Among these lines, how many include "Gross"? Answer only with the number.

--- Start Records provided ---

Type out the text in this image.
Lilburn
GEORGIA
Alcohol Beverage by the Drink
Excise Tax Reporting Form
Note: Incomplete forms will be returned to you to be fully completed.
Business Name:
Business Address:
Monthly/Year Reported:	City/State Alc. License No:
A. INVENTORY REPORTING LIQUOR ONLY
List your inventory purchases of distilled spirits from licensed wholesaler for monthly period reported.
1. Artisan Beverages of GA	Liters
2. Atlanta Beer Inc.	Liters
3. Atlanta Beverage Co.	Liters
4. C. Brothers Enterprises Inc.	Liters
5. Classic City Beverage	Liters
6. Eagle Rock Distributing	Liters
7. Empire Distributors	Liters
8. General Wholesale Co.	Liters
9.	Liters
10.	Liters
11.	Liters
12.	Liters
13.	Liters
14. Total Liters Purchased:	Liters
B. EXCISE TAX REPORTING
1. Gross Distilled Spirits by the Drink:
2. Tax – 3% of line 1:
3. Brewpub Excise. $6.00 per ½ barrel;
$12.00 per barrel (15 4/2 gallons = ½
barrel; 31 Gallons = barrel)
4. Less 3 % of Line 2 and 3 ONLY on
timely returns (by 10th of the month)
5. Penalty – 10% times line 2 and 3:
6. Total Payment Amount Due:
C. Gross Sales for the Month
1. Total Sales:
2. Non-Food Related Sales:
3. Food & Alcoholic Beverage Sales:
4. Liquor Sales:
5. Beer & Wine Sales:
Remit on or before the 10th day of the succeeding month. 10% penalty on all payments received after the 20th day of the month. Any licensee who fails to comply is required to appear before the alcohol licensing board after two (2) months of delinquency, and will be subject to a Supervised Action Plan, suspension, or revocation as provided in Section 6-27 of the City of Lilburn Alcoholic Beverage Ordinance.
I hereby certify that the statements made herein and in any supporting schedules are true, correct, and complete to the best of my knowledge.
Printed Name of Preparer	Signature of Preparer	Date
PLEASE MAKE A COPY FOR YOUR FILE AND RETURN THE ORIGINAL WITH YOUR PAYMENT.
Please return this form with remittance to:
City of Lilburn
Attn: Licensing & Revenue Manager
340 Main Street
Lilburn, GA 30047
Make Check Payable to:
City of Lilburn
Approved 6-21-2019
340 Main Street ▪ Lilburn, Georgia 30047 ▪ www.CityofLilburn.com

--- End Records provided ---

> _Solution_
2